-- Items from a data source --
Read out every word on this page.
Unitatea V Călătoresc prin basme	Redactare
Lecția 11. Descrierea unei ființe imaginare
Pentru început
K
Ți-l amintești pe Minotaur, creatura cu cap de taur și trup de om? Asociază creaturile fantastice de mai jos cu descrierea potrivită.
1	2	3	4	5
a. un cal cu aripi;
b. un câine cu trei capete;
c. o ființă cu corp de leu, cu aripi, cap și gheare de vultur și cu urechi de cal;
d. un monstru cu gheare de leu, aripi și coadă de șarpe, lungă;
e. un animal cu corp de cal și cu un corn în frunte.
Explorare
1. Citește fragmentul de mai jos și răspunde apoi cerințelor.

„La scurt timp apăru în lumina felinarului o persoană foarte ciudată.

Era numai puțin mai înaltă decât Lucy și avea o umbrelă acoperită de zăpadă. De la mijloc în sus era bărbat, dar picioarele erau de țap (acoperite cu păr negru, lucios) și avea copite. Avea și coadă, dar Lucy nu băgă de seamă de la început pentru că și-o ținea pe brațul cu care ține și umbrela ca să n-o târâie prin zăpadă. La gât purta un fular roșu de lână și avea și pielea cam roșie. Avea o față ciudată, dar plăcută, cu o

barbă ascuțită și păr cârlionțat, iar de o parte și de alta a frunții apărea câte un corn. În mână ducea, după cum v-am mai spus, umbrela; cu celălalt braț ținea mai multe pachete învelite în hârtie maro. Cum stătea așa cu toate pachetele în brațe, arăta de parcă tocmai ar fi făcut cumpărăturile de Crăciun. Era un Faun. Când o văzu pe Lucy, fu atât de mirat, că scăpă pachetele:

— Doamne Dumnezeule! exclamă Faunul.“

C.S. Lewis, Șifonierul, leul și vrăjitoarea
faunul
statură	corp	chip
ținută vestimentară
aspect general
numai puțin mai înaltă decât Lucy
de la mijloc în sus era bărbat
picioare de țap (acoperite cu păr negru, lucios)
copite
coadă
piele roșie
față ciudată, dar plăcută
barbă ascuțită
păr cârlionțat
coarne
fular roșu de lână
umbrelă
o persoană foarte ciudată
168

-- Aim --
Print every entry exactly as it appears.

-- Task solution --
Read out every word on this page.
Unitatea V Călătoresc prin basme	Redactare
Lecția 11. Descrierea unei ființe imaginare
Pentru început
K
Ți-l amintești pe Minotaur, creatura cu cap de taur și trup de om? Asociază creaturile fantastice de mai jos cu descrierea potrivită.
1	2	3	4	5
a. un cal cu aripi;
b. un câine cu trei capete;
c. o ființă cu corp de leu, cu aripi, cap și gheare de vultur și cu urechi de cal;
d. un monstru cu gheare de leu, aripi și coadă de șarpe, lungă;
e. un animal cu corp de cal și cu un corn în frunte.
Explorare
1. Citește fragmentul de mai jos și răspunde apoi cerințelor.

„La scurt timp apăru în lumina felinarului o persoană foarte ciudată.

Era numai puțin mai înaltă decât Lucy și avea o umbrelă acoperită de zăpadă. De la mijloc în sus era bărbat, dar picioarele erau de țap (acoperite cu păr negru, lucios) și avea copite. Avea și coadă, dar Lucy nu băgă de seamă de la început pentru că și-o ținea pe brațul cu care ține și umbrela ca să n-o târâie prin zăpadă. La gât purta un fular roșu de lână și avea și pielea cam roșie. Avea o față ciudată, dar plăcută, cu o

barbă ascuțită și păr cârlionțat, iar de o parte și de alta a frunții apărea câte un corn. În mână ducea, după cum v-am mai spus, umbrela; cu celălalt braț ținea mai multe pachete învelite în hârtie maro. Cum stătea așa cu toate pachetele în brațe, arăta de parcă tocmai ar fi făcut cumpărăturile de Crăciun. Era un Faun. Când o văzu pe Lucy, fu atât de mirat, că scăpă pachetele:

— Doamne Dumnezeule! exclamă Faunul.“

C.S. Lewis, Șifonierul, leul și vrăjitoarea
faunul
statură	corp	chip
ținută vestimentară
aspect general
numai puțin mai înaltă decât Lucy
de la mijloc în sus era bărbat
picioare de țap (acoperite cu păr negru, lucios)
copite
coadă
piele roșie
față ciudată, dar plăcută
barbă ascuțită
păr cârlionțat
coarne
fular roșu de lână
umbrelă
o persoană foarte ciudată
168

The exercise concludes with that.